(Entries with figure data)
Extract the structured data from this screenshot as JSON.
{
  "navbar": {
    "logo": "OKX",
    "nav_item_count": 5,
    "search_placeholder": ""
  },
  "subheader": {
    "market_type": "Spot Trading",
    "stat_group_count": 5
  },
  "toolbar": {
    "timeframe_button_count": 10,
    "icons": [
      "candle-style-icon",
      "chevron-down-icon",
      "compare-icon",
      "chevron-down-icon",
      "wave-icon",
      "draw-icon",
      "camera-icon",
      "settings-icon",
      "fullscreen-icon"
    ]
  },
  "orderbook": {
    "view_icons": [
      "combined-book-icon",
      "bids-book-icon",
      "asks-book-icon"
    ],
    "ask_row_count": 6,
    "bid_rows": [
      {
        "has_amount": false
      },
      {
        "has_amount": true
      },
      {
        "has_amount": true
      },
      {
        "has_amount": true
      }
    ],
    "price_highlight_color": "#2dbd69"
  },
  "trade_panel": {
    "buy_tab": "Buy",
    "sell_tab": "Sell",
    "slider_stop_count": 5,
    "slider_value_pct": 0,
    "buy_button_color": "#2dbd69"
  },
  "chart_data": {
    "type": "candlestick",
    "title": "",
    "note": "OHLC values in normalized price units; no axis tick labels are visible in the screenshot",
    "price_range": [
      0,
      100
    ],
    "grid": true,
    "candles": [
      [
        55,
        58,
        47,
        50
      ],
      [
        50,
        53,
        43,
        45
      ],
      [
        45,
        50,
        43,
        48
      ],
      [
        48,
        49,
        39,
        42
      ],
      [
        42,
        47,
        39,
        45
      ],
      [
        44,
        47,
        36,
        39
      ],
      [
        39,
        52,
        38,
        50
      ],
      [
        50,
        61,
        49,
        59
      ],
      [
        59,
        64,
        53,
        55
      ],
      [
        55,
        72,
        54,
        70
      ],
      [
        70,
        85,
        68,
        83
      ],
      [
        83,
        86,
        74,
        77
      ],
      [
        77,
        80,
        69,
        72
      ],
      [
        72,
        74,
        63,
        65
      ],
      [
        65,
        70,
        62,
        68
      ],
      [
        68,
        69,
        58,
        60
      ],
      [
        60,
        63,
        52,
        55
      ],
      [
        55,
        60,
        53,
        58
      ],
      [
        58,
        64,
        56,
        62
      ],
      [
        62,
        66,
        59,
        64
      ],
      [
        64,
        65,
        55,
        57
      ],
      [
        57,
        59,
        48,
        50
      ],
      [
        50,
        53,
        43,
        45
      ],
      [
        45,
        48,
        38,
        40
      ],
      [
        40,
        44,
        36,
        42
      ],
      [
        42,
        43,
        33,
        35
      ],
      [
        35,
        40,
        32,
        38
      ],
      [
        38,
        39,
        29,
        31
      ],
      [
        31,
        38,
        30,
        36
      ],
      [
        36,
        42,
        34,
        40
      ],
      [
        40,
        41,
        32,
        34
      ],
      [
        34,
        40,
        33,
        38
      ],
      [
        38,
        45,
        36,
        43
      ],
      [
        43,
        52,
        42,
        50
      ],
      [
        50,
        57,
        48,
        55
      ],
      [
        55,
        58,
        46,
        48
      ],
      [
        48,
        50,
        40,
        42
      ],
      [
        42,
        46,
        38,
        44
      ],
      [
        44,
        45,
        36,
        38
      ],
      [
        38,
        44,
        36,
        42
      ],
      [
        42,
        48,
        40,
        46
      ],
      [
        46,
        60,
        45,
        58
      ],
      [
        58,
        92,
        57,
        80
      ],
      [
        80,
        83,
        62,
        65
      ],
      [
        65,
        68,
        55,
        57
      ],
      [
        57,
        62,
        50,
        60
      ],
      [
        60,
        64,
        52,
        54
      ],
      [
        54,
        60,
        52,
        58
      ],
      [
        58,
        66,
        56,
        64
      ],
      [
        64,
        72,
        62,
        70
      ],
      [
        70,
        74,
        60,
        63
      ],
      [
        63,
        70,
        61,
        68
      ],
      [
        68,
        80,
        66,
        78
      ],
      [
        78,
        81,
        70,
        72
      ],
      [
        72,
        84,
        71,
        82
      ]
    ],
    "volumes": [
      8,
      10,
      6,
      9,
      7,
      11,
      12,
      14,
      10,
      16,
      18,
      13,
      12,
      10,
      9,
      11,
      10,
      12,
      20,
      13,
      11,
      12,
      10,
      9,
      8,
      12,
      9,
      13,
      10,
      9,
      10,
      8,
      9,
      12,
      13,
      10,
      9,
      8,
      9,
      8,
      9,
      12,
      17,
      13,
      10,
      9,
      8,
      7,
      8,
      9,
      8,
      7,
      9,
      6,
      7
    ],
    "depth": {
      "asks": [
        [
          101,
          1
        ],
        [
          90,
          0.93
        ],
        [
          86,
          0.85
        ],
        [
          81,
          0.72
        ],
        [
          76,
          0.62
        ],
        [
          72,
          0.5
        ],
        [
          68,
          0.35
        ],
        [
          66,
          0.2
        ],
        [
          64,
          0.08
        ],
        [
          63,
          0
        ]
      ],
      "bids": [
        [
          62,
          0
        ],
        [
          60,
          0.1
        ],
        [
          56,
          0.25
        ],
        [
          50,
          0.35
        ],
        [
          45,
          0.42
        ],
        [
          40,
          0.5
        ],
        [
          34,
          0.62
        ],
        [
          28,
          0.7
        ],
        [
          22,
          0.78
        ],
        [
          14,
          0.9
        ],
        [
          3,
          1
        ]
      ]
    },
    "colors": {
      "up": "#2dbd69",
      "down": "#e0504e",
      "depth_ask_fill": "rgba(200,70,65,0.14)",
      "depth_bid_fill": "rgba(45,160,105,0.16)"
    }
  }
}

---

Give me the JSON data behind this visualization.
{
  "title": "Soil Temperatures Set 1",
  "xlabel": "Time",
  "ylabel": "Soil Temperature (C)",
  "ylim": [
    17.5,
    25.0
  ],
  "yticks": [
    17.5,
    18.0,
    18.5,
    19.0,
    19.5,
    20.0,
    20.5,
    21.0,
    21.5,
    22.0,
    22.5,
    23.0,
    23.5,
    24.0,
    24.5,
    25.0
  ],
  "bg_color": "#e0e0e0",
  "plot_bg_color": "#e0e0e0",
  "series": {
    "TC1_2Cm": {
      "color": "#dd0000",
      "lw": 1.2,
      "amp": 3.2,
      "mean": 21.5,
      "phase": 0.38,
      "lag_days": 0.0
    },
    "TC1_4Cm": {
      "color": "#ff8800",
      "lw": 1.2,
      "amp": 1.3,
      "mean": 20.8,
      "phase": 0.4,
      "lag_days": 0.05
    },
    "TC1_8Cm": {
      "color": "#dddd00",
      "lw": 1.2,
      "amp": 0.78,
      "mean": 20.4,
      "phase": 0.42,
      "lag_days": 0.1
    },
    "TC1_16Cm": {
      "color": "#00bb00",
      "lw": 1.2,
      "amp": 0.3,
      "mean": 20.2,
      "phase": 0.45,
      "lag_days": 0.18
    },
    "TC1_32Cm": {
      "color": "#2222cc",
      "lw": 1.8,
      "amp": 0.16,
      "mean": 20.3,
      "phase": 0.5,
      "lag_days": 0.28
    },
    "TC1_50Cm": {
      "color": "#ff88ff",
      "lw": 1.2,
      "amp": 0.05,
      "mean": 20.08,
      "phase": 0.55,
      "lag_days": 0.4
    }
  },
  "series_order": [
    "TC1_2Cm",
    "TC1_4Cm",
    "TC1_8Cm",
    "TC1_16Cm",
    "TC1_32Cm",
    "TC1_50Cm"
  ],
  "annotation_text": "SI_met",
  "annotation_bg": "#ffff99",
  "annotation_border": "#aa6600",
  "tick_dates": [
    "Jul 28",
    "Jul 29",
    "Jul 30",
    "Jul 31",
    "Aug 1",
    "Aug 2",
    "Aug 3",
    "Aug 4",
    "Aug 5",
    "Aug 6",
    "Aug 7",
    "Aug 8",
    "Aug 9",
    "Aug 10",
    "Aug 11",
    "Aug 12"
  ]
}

__STATED EXERCISE__: From the listing above, return each line with the word "rgba".

__ANSWER TO THE EXERCISE__:
      "depth_ask_fill": "rgba(200,70,65,0.14)",
      "depth_bid_fill": "rgba(45,160,105,0.16)"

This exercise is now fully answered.